Your task is to copy each line that has the word "Motor".

(Records from a collection of figures)
■ ■ ■ ■ ■
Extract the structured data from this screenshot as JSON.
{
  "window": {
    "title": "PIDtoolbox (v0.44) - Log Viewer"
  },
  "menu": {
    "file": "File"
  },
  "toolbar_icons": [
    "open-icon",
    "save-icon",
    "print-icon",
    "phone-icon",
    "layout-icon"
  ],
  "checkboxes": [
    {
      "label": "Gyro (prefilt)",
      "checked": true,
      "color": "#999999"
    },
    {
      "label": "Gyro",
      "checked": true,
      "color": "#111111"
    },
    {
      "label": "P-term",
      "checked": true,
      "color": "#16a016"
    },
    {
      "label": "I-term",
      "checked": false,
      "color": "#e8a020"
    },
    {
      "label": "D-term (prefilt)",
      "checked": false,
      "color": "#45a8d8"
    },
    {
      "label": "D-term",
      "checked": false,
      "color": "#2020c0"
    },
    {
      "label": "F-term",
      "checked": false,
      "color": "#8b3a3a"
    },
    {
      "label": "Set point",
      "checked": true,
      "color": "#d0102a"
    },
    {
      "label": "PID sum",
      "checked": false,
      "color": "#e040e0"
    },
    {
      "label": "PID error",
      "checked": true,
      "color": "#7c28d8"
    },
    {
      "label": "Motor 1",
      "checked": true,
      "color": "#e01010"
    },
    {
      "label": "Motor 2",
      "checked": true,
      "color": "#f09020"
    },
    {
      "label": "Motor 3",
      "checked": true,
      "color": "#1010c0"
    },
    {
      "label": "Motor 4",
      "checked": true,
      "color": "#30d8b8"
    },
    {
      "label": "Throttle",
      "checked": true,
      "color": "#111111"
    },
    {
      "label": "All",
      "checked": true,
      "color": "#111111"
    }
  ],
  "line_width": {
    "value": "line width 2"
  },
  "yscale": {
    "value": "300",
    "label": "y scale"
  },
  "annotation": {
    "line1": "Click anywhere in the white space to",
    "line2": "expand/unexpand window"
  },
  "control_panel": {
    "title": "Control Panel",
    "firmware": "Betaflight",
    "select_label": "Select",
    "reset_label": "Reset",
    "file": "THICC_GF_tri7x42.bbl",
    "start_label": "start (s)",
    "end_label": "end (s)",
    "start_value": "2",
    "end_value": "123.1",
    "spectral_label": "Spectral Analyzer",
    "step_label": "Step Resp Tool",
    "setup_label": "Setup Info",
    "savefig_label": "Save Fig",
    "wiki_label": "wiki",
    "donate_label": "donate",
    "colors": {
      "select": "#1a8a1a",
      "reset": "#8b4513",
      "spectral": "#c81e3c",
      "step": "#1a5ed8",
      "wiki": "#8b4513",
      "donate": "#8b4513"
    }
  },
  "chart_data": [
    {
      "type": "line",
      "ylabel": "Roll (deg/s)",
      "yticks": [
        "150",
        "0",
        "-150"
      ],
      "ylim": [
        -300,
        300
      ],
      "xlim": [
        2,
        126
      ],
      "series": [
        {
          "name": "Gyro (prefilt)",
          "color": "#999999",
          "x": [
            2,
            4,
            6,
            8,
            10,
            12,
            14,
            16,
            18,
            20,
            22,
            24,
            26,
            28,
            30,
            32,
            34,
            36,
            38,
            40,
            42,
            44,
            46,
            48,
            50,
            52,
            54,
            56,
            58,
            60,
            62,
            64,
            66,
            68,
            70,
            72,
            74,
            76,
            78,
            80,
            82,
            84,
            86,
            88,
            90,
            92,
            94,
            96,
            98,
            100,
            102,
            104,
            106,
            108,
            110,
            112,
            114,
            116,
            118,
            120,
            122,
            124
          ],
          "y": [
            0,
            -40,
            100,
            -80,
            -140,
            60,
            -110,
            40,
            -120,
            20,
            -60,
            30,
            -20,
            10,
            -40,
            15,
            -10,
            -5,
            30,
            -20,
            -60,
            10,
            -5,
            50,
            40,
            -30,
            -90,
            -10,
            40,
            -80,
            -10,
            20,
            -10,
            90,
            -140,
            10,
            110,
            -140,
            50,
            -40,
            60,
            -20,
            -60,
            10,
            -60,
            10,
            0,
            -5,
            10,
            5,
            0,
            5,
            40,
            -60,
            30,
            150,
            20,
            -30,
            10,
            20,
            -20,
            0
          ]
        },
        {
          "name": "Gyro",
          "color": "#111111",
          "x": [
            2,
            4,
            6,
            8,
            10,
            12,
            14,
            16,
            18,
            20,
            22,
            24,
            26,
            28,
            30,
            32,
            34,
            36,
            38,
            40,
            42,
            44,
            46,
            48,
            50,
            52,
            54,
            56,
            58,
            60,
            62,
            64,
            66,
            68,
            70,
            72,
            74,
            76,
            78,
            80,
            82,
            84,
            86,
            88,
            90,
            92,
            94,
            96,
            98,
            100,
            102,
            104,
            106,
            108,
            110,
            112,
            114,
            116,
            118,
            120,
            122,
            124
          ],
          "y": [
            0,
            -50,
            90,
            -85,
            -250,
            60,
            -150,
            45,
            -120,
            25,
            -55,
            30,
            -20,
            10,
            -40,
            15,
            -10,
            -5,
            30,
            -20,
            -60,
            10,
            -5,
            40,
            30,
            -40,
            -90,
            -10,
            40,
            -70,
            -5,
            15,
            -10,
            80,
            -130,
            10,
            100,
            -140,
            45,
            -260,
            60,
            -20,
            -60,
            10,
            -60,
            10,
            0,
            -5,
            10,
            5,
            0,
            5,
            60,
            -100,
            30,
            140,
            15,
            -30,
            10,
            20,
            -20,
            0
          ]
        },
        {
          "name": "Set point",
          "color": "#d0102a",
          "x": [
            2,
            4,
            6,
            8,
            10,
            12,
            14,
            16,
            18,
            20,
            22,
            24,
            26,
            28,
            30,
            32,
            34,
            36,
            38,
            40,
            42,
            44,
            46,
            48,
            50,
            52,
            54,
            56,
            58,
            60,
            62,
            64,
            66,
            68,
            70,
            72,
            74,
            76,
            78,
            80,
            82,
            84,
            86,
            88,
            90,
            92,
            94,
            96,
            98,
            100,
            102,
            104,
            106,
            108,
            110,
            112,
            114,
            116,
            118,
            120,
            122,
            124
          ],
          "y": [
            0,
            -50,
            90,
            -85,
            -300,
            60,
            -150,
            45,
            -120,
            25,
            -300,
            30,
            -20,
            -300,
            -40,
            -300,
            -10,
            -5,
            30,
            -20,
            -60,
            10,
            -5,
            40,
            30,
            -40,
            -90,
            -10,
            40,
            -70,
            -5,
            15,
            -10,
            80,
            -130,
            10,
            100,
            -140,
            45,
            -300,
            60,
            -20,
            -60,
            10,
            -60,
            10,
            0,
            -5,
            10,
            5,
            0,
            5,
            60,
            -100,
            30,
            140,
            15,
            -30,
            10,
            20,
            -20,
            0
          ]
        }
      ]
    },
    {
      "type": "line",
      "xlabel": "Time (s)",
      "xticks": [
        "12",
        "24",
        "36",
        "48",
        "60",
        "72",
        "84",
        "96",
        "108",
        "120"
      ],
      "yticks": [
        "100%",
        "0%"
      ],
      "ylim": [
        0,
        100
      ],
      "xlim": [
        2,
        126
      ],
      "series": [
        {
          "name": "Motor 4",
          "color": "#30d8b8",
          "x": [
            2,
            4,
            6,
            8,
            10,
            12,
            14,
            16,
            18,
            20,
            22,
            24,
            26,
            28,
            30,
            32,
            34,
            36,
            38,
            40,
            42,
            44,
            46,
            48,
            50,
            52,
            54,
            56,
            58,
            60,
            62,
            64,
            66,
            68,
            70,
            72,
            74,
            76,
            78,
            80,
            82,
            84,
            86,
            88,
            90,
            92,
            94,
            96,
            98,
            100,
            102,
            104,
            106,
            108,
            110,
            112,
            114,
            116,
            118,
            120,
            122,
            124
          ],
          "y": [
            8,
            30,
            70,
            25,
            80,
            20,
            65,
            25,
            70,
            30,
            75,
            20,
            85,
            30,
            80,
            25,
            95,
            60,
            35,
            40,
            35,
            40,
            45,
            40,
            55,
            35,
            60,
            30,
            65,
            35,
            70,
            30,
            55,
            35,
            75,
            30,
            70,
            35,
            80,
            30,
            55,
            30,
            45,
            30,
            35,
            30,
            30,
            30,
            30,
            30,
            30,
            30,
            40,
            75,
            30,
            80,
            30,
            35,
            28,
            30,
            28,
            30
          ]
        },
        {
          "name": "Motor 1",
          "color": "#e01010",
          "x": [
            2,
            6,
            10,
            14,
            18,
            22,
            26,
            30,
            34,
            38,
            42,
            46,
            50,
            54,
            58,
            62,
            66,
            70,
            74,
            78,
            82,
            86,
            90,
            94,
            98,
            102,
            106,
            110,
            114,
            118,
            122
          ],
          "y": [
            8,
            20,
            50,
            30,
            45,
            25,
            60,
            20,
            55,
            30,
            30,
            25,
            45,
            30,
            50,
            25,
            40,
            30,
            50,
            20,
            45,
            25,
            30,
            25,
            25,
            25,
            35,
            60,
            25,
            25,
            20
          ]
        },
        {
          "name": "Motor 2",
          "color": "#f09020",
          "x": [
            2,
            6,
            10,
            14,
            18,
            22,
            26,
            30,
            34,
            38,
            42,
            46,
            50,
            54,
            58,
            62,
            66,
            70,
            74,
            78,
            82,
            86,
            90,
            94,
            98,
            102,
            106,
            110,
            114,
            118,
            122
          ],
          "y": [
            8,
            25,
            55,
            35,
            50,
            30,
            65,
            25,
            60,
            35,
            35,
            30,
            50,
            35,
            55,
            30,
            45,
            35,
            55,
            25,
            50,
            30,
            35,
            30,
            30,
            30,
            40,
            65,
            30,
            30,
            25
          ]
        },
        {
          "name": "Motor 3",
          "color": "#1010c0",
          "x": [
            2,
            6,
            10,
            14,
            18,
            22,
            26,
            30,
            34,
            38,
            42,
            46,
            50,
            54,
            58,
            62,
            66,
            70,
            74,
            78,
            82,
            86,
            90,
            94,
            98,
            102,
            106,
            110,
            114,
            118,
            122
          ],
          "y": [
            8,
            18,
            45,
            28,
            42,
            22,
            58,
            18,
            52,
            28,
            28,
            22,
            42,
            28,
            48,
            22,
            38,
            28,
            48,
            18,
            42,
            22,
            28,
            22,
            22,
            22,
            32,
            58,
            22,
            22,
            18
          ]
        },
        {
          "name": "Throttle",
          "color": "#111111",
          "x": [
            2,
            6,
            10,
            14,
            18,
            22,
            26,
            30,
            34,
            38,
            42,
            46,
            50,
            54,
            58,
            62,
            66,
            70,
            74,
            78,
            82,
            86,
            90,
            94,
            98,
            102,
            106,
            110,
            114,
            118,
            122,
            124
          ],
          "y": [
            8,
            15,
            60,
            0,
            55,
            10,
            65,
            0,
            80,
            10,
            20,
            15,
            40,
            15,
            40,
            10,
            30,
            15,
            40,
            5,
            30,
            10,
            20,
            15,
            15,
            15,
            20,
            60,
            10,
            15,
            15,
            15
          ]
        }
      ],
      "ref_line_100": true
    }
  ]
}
■ ■ ■ ■ ■
▸ **The completed task**
      "label": "Motor 1",
      "label": "Motor 2",
      "label": "Motor 3",
      "label": "Motor 4",
          "name": "Motor 4",
          "name": "Motor 1",
          "name": "Motor 2",
          "name": "Motor 3",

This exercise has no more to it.